Material for this task:
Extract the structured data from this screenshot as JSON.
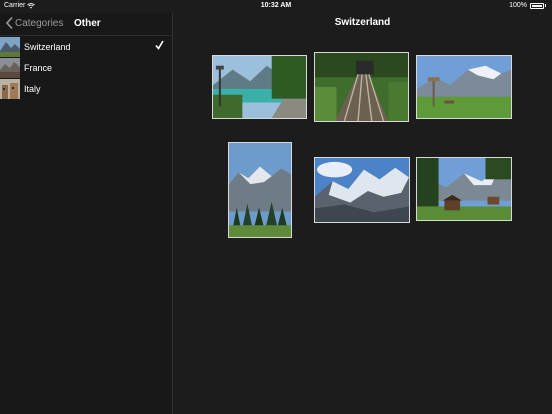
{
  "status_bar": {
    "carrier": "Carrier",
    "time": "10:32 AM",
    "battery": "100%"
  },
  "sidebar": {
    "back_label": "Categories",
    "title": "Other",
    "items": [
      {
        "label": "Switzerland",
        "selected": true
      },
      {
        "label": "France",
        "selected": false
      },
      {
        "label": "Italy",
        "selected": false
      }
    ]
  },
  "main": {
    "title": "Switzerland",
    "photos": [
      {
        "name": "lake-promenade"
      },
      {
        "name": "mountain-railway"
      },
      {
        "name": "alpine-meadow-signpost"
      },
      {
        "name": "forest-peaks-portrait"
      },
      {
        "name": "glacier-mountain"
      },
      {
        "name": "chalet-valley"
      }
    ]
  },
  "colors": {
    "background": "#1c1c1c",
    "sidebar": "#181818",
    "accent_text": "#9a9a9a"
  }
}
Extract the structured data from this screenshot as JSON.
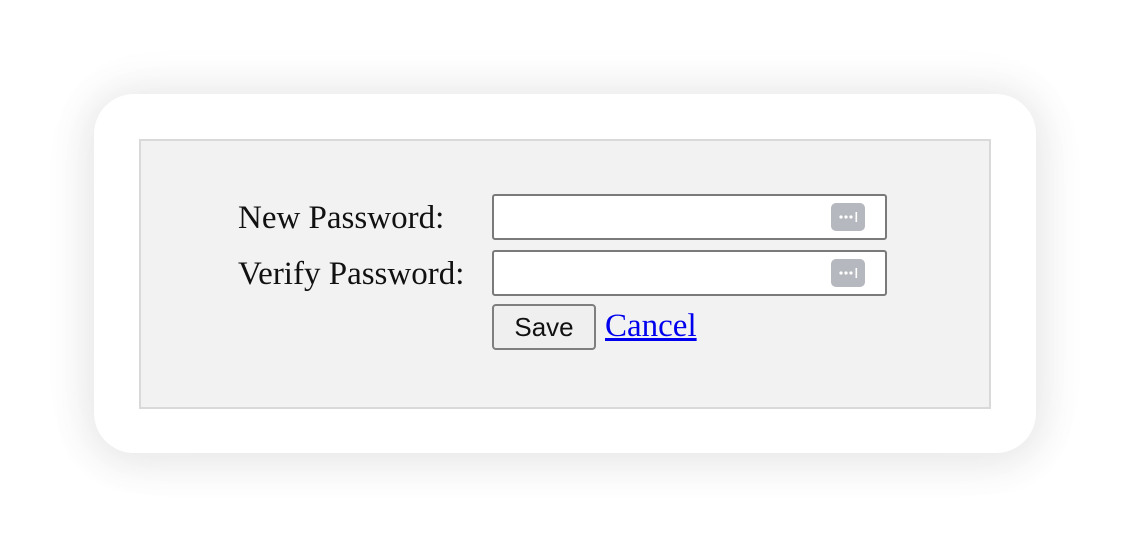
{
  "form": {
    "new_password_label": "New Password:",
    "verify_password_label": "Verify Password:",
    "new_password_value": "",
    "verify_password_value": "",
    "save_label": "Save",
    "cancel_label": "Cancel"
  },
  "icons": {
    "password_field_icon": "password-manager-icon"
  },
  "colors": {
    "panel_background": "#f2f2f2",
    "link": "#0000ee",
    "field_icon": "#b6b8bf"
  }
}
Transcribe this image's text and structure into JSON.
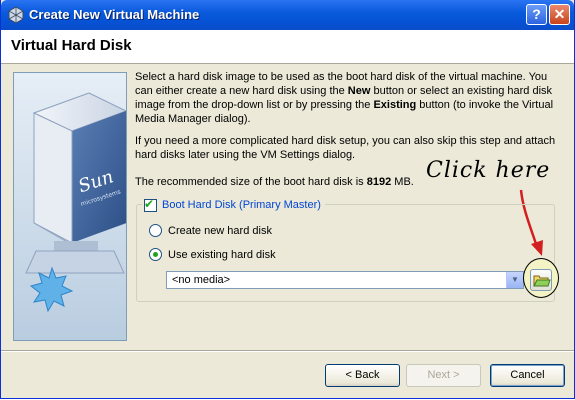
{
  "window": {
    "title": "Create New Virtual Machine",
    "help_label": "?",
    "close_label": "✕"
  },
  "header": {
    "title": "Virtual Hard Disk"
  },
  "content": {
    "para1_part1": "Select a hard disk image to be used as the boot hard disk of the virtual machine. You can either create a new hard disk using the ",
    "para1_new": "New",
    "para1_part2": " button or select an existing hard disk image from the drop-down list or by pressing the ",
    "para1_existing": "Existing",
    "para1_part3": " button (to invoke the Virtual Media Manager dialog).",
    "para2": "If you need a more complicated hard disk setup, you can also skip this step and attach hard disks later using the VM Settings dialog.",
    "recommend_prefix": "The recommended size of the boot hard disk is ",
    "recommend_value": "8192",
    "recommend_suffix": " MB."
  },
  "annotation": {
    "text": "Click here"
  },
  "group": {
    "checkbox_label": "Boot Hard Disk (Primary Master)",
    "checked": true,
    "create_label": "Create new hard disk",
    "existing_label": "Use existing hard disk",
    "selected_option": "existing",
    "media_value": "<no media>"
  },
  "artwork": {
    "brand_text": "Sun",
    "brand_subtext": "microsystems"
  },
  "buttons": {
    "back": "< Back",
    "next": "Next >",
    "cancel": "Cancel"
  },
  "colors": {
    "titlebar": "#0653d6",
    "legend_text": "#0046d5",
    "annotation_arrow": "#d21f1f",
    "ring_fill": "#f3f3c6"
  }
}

Instructions to follow:
Copy out all the records exactly, excluding pictures.

Exercise response:
Extract the structured data from this screenshot as JSON.
{
  "status_bar": {
    "carrier": "Carrier",
    "time": "10:32 AM",
    "battery": "100%"
  },
  "sidebar": {
    "back_label": "Categories",
    "title": "Other",
    "items": [
      {
        "label": "Switzerland",
        "selected": true
      },
      {
        "label": "France",
        "selected": false
      },
      {
        "label": "Italy",
        "selected": false
      }
    ]
  },
  "main": {
    "title": "Switzerland",
    "photos": [
      {
        "name": "lake-promenade"
      },
      {
        "name": "mountain-railway"
      },
      {
        "name": "alpine-meadow-signpost"
      },
      {
        "name": "forest-peaks-portrait"
      },
      {
        "name": "glacier-mountain"
      },
      {
        "name": "chalet-valley"
      }
    ]
  },
  "colors": {
    "background": "#1c1c1c",
    "sidebar": "#181818",
    "accent_text": "#9a9a9a"
  }
}
Extract the structured data from this screenshot as JSON.
{
  "form": {
    "new_password_label": "New Password:",
    "verify_password_label": "Verify Password:",
    "new_password_value": "",
    "verify_password_value": "",
    "save_label": "Save",
    "cancel_label": "Cancel"
  },
  "icons": {
    "password_field_icon": "password-manager-icon"
  },
  "colors": {
    "panel_background": "#f2f2f2",
    "link": "#0000ee",
    "field_icon": "#b6b8bf"
  }
}
Transcribe this image's text and structure into JSON.
{
  "window": {
    "title": "Create New Virtual Machine",
    "help_label": "?",
    "close_label": "✕"
  },
  "header": {
    "title": "Virtual Hard Disk"
  },
  "content": {
    "para1_part1": "Select a hard disk image to be used as the boot hard disk of the virtual machine. You can either create a new hard disk using the ",
    "para1_new": "New",
    "para1_part2": " button or select an existing hard disk image from the drop-down list or by pressing the ",
    "para1_existing": "Existing",
    "para1_part3": " button (to invoke the Virtual Media Manager dialog).",
    "para2": "If you need a more complicated hard disk setup, you can also skip this step and attach hard disks later using the VM Settings dialog.",
    "recommend_prefix": "The recommended size of the boot hard disk is ",
    "recommend_value": "8192",
    "recommend_suffix": " MB."
  },
  "annotation": {
    "text": "Click here"
  },
  "group": {
    "checkbox_label": "Boot Hard Disk (Primary Master)",
    "checked": true,
    "create_label": "Create new hard disk",
    "existing_label": "Use existing hard disk",
    "selected_option": "existing",
    "media_value": "<no media>"
  },
  "artwork": {
    "brand_text": "Sun",
    "brand_subtext": "microsystems"
  },
  "buttons": {
    "back": "< Back",
    "next": "Next >",
    "cancel": "Cancel"
  },
  "colors": {
    "titlebar": "#0653d6",
    "legend_text": "#0046d5",
    "annotation_arrow": "#d21f1f",
    "ring_fill": "#f3f3c6"
  }
}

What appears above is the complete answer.